## Begin EXCERPTED TEXT

What are phenomenology and idealism?

Well, Phenomenology is the study of structures of consciousness as experienced from the first-person point of view. Let’s take it back to Descartes and then on from there. Cogito ergo sum: I think; therefore, I am. Whatever “I” is exists indubitably. In order to doubt we exist, we have to exist.

We could take this one step further to say: I experience; therefore, experience exists. Idealism is the metaphysical philosophical position that the mental world, the realm in which our consciousness exists (or that is our consciousness), is all there is. The material world is a representation of something that we then experience, or that is created by our minds. We should not confuse the map with the terrain and think that the things we experience are the reality in material form.

Idealism can take many forms. I like to see it as a continuum from solipsism – the belief that your mind is the only mind, and that the whole of reality is a figment of your mind – to a form of panpsychism (but not panpsychism – I’m sure there is a word for this) – where your experience and other minds are all part of some uber-consciousness or Absolute Spirit or some such overarching non-material framework.

Materialism, on the other hand, is the belief that we exist and that we experience a real, external world made of matter (sometimes physicalism is preferred to encompass the weirder aspects of physics). When I touch the table, the table really exists, even though my experience of it might not be a 1:1 correspondence to the external object. This is a form of realism.

Immanuel Kant came along and developed his (what was later to be known as) phenomenology to declare that we, the experiencer, could not know the thing-in-itself (Ding an sich), the external object – the noumenon. Because we are necessarily subjective experiencers, we will always be subjectively experiencing such stimuli within our own phenomenological frameworks, thus producing the phenomenon – an object of our senses.

This was the start of idealism that has since developed into many different flavours.

People, considering the cultural baggage that we have, dismiss idealism out of hand all too often. I am an indirect realist materialist myself, which can be defined in this way:

This states that it is highly probable that there is an external physical world of objects or things/events that corresponds indirectly to some objects of perception in the sense that some objects of perception are causally dependent on real objects.

But we do not have direct access to the external objects of reality, but only to some conscious “objects of perception” that are causally dependent on them. That is to say, the objects and events of the world of matter and energy described by science are not objects of immediate experience/“objects of perception”.

Sounds reasonable, right? Obvious?

The thing is, it is a position largely of “faith” that is, essentially, unfalsifiable. We cannot prove we are not living in The Matrix, not a brain in a vat, or not victim to Descartes Evil Daemon. We have to accept that, on faith, we are actually living our lives as we think we are, not in some experience machine, touching a material table when we touch the table. We can’t prove this and one of the strongest arguments is that we simply have no good evidence to think we are in an experience machine reality.

This can be applied to matter at large.

## End EXCERPTED TEXT
## Begin RECORD EXTRACTS

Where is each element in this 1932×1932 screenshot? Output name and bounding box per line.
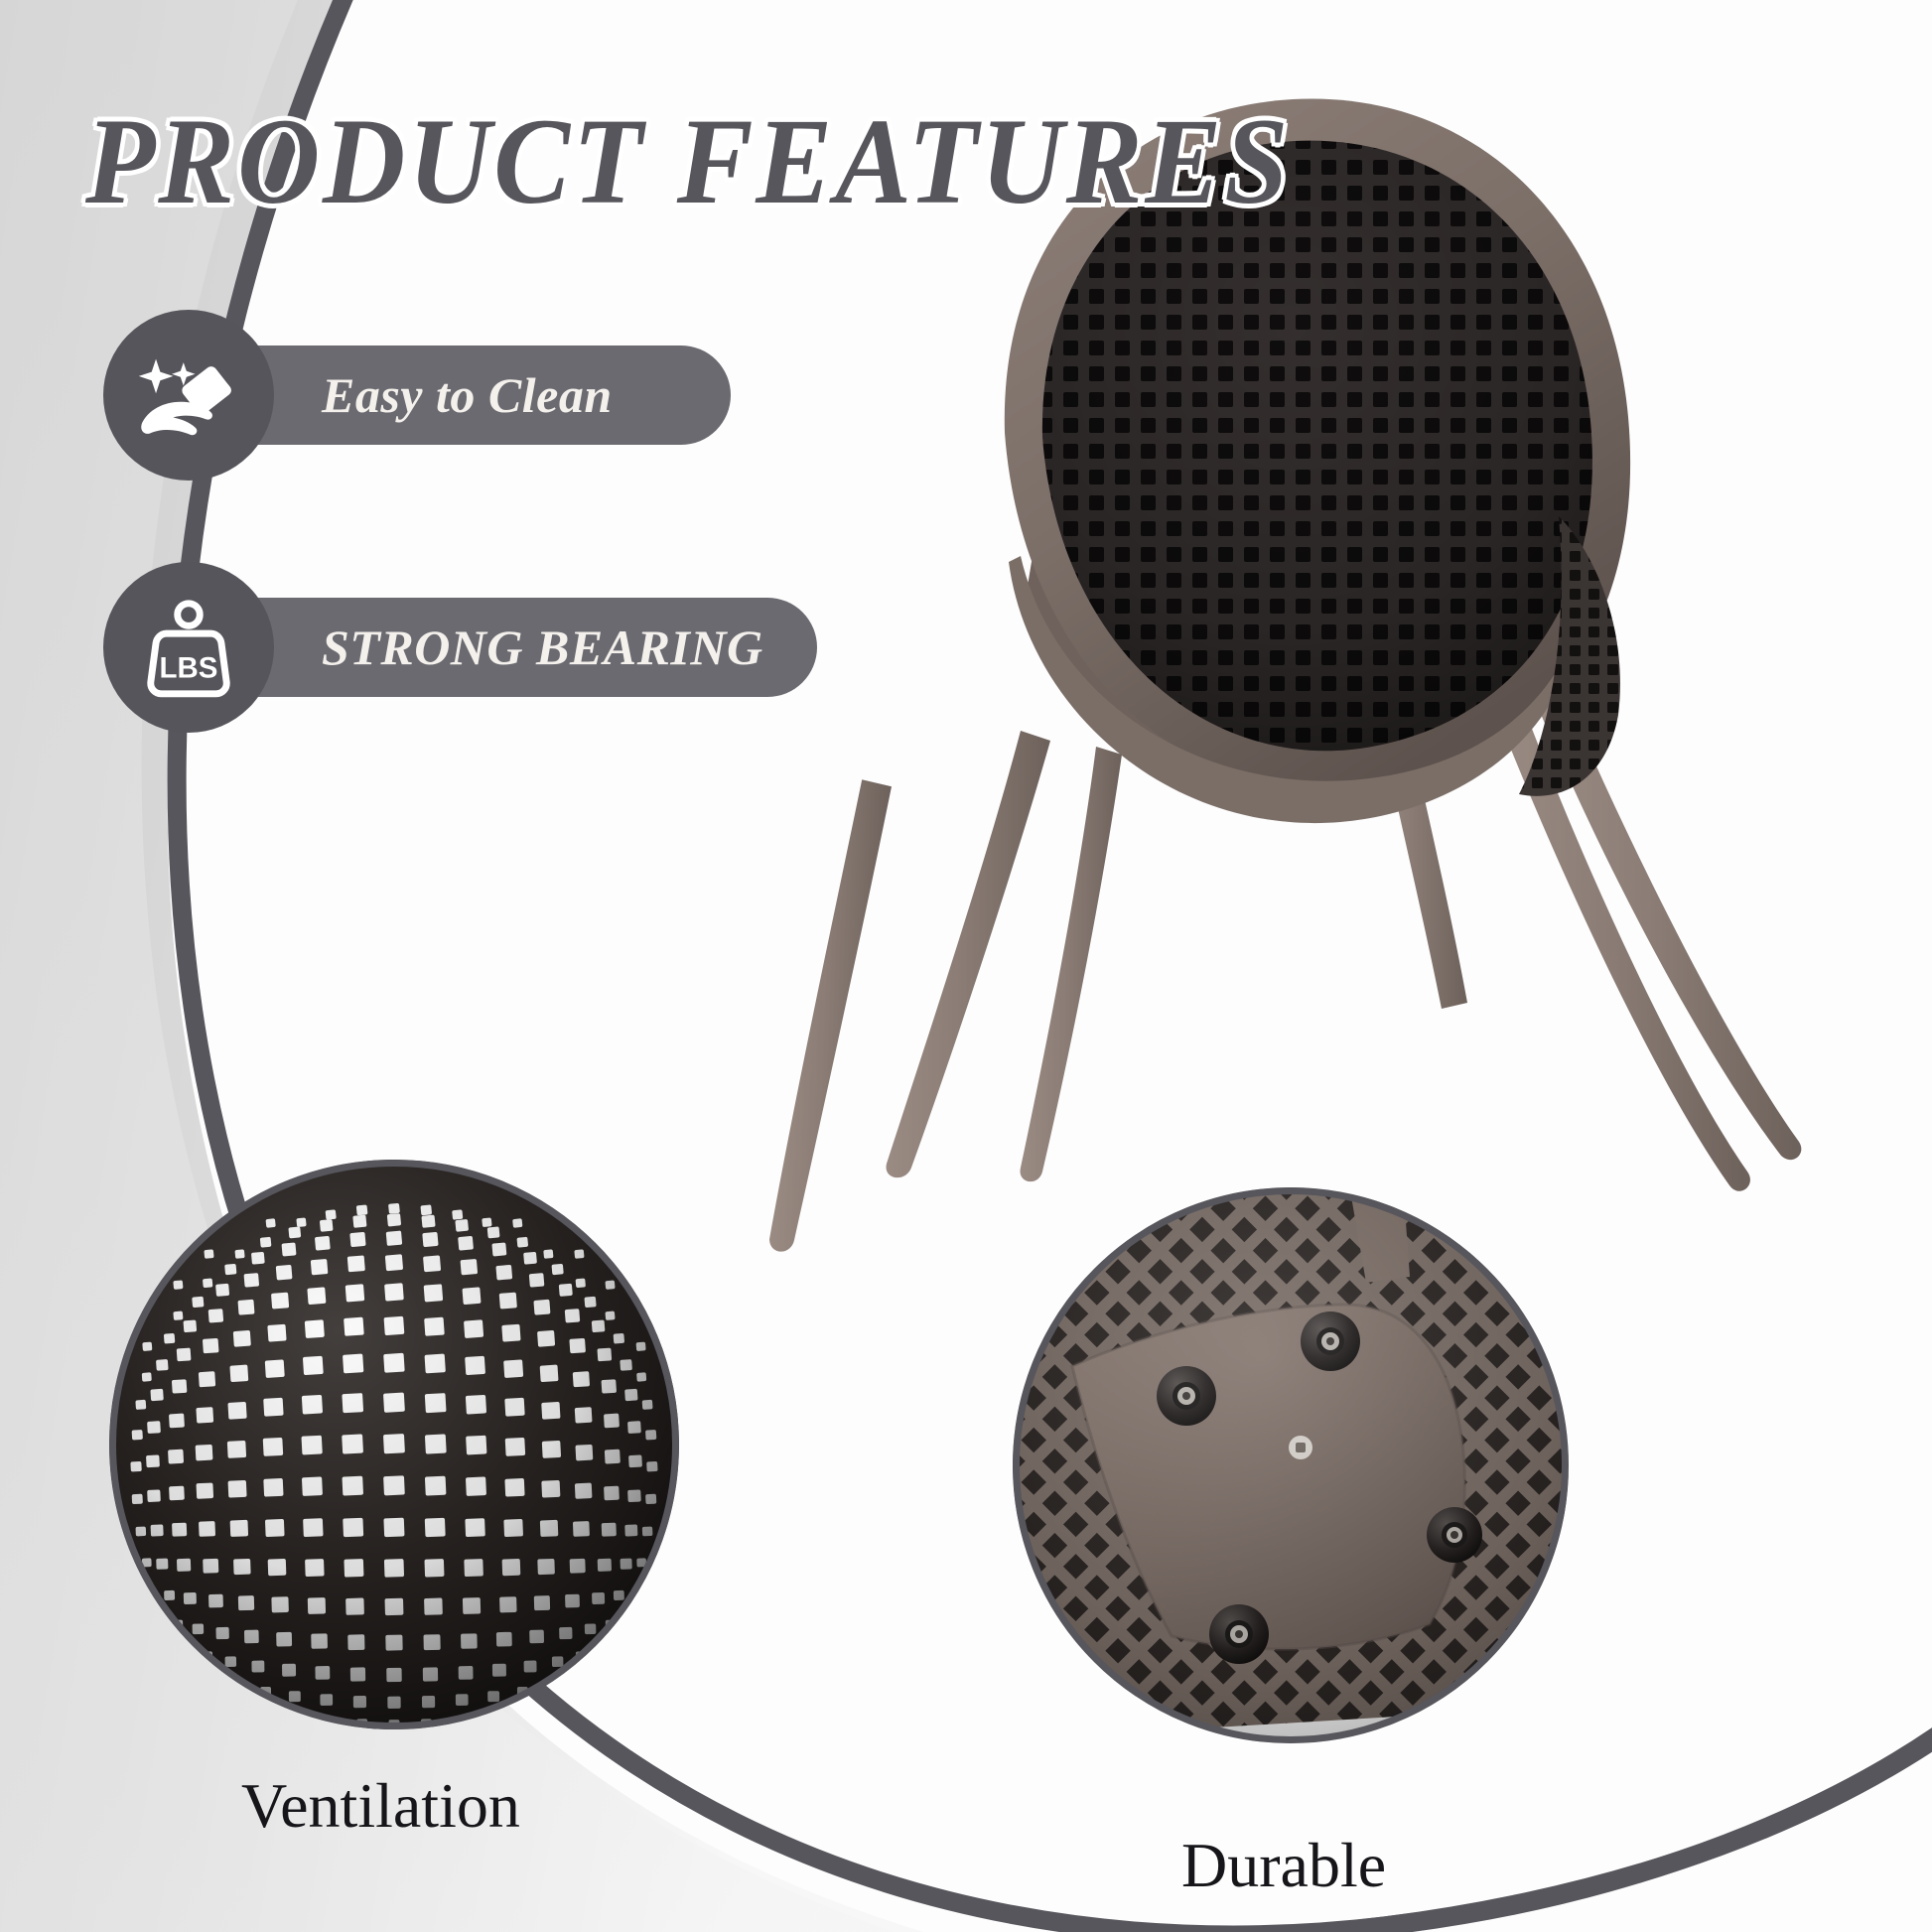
product-chair-image — [769, 98, 1802, 1254]
chair-leg-left — [887, 731, 1050, 1177]
sparkle-sponge-glyph — [137, 344, 240, 447]
feature-label: Easy to Clean — [322, 366, 613, 424]
feature-label: STRONG BEARING — [322, 619, 763, 676]
feature-pill: STRONG BEARING — [189, 598, 817, 697]
sparkle-sponge-icon — [103, 310, 274, 481]
chair-leg-left-front — [769, 777, 893, 1255]
chair-leg-center — [1021, 747, 1122, 1181]
detail-circle-durable — [1013, 1187, 1569, 1743]
infographic-canvas: PRODUCT FEATURES Easy to Clean — [0, 0, 1932, 1932]
lbs-text: LBS — [160, 651, 218, 684]
weight-lbs-icon: LBS — [103, 562, 274, 733]
detail-circle-ventilation — [109, 1160, 679, 1729]
ventilation-mesh-image — [109, 1160, 679, 1729]
caption-ventilation: Ventilation — [241, 1769, 520, 1843]
durable-underside-image — [1013, 1187, 1569, 1743]
weight-lbs-glyph: LBS — [137, 596, 240, 699]
page-title: PRODUCT FEATURES — [85, 91, 1291, 232]
caption-durable: Durable — [1181, 1829, 1386, 1902]
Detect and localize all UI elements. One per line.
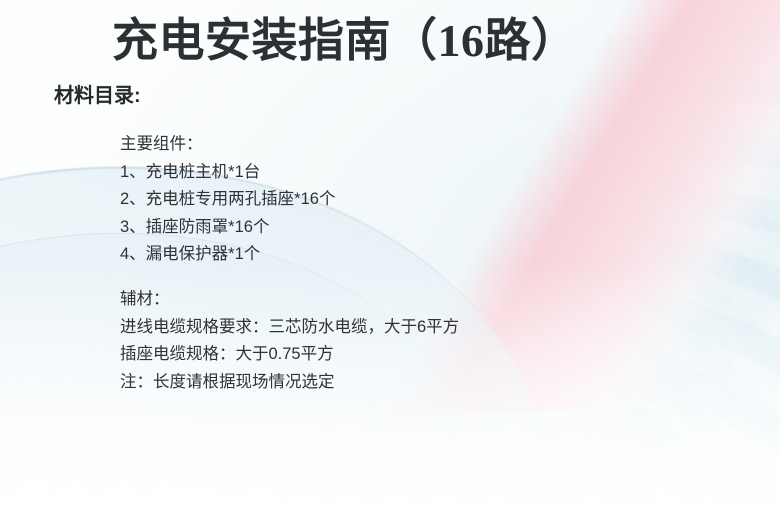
- aux-materials-line: 插座电缆规格：大于0.75平方: [120, 341, 459, 369]
- aux-materials-line: 进线电缆规格要求：三芯防水电缆，大于6平方: [120, 314, 459, 342]
- main-components-item: 4、漏电保护器*1个: [120, 241, 335, 269]
- main-components-label: 主要组件：: [120, 131, 335, 159]
- material-list-heading: 材料目录:: [54, 83, 141, 109]
- main-components-item: 3、插座防雨罩*16个: [120, 214, 335, 242]
- aux-materials-line: 注：长度请根据现场情况选定: [120, 369, 459, 397]
- main-components-block: 主要组件： 1、充电桩主机*1台 2、充电桩专用两孔插座*16个 3、插座防雨罩…: [120, 131, 335, 269]
- aux-materials-label: 辅材：: [120, 286, 459, 314]
- slide-content: 充电安装指南（16路） 材料目录: 主要组件： 1、充电桩主机*1台 2、充电桩…: [0, 0, 780, 506]
- main-components-item: 1、充电桩主机*1台: [120, 159, 335, 187]
- main-components-item: 2、充电桩专用两孔插座*16个: [120, 186, 335, 214]
- aux-materials-block: 辅材： 进线电缆规格要求：三芯防水电缆，大于6平方 插座电缆规格：大于0.75平…: [120, 286, 459, 396]
- presentation-slide: 充电安装指南（16路） 材料目录: 主要组件： 1、充电桩主机*1台 2、充电桩…: [0, 0, 780, 506]
- slide-title: 充电安装指南（16路）: [112, 12, 578, 70]
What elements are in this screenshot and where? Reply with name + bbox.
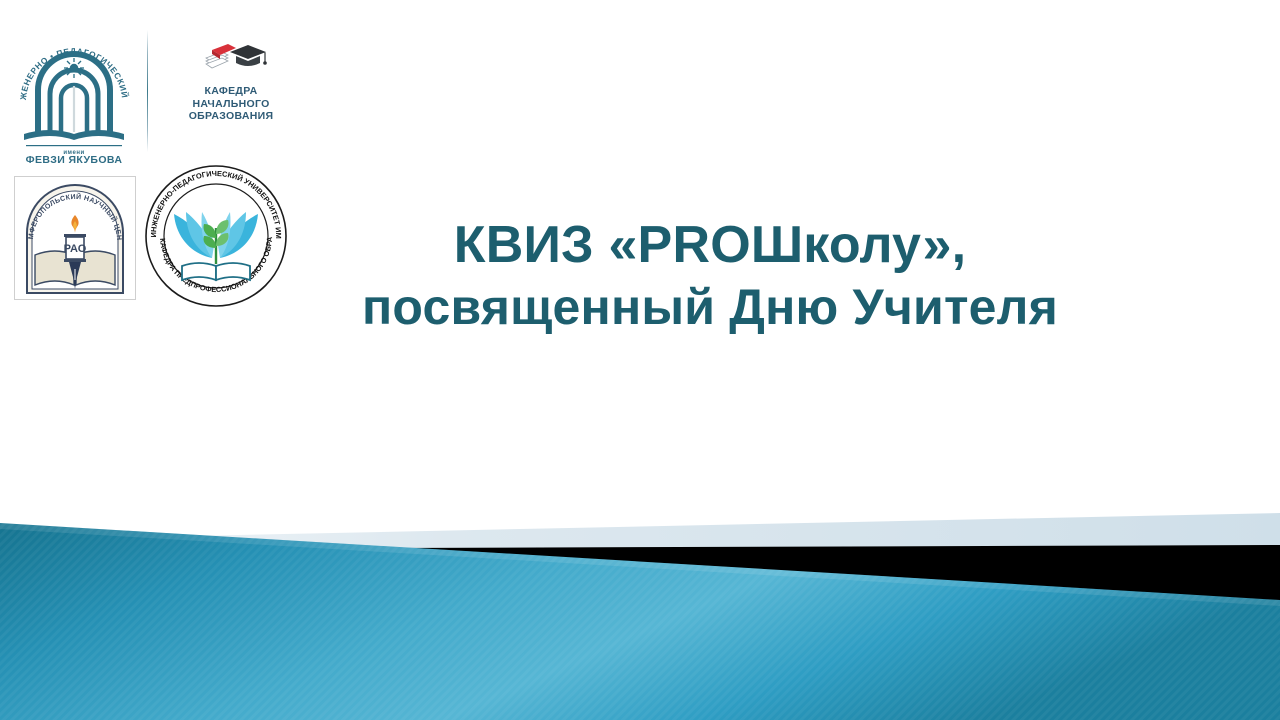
kipu-university-logo: КРЫМСКИЙ ИНЖЕНЕРНО • ПЕДАГОГИЧЕСКИЙ УНИВ… [12,28,136,164]
kipu-preprofessional-education-logo: КРЫМСКИЙ ИНЖЕНЕРНО-ПЕДАГОГИЧЕСКИЙ УНИВЕР… [142,162,290,310]
logo-band: КРЫМСКИЙ ИНЖЕНЕРНО • ПЕДАГОГИЧЕСКИЙ УНИВ… [0,0,300,310]
books-and-cap-icon [176,38,286,78]
slide-title: КВИЗ «PROШколу», посвященный Дню Учителя [300,214,1120,338]
kipu-sub2: ФЕВЗИ ЯКУБОВА [26,154,123,164]
simferopol-scientific-center-logo: СИМФЕРОПОЛЬСКИЙ НАУЧНЫЙ ЦЕНТР РАО [14,176,136,300]
kafedra-caption: КАФЕДРА НАЧАЛЬНОГО ОБРАЗОВАНИЯ [176,85,286,123]
decor-light-wedge [0,513,1280,560]
decor-teal-wedge [0,523,1280,720]
snc-lamp-text: РАО [64,243,87,255]
decor-black-wedge [392,545,1280,720]
title-line-1: КВИЗ «PROШколу», [300,214,1120,276]
kafedra-logo: КАФЕДРА НАЧАЛЬНОГО ОБРАЗОВАНИЯ [176,38,286,124]
presentation-slide: КРЫМСКИЙ ИНЖЕНЕРНО • ПЕДАГОГИЧЕСКИЙ УНИВ… [0,0,1280,720]
title-line-2: посвященный Дню Учителя [300,276,1120,338]
logo-divider [147,30,148,152]
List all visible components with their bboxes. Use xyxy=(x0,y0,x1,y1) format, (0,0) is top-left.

## End RECORD EXTRACTS

WRITTEN TASK 1: According to the excerpt on phenomenology and idealism, how does the writer describe their own philosophical position?
WRITTEN TASK 2: Return the portion of the rows that runs from their first line through the line containing "Detect and localize", both ends included, reproducing each line without change. Omit the pictures.
The excerpt and the rows were drawn from separate, unrelated sources.

FINAL RESULT 1: The writer is an indirect realist materialist.

FINAL RESULT 2:
Where is each element in this 1932×1932 screenshot? Output name and bounding box per line.
product-chair-image — [769, 98, 1802, 1254]
chair-leg-left — [887, 731, 1050, 1177]
sparkle-sponge-glyph — [137, 344, 240, 447]
feature-label: Easy to Clean — [322, 366, 613, 424]
feature-label: STRONG BEARING — [322, 619, 763, 676]
feature-pill: STRONG BEARING — [189, 598, 817, 697]
sparkle-sponge-icon — [103, 310, 274, 481]
chair-leg-left-front — [769, 777, 893, 1255]
chair-leg-center — [1021, 747, 1122, 1181]
detail-circle-durable — [1013, 1187, 1569, 1743]
infographic-canvas: PRODUCT FEATURES Easy to Clean — [0, 0, 1932, 1932]
lbs-text: LBS — [160, 651, 218, 684]
weight-lbs-icon: LBS — [103, 562, 274, 733]
detail-circle-ventilation — [109, 1160, 679, 1729]
ventilation-mesh-image — [109, 1160, 679, 1729]
caption-ventilation: Ventilation — [241, 1769, 520, 1843]
durable-underside-image — [1013, 1187, 1569, 1743]
weight-lbs-glyph: LBS — [137, 596, 240, 699]
page-title: PRODUCT FEATURES — [85, 91, 1291, 232]
caption-durable: Durable — [1181, 1829, 1386, 1902]
Detect and localize all UI elements. One per line.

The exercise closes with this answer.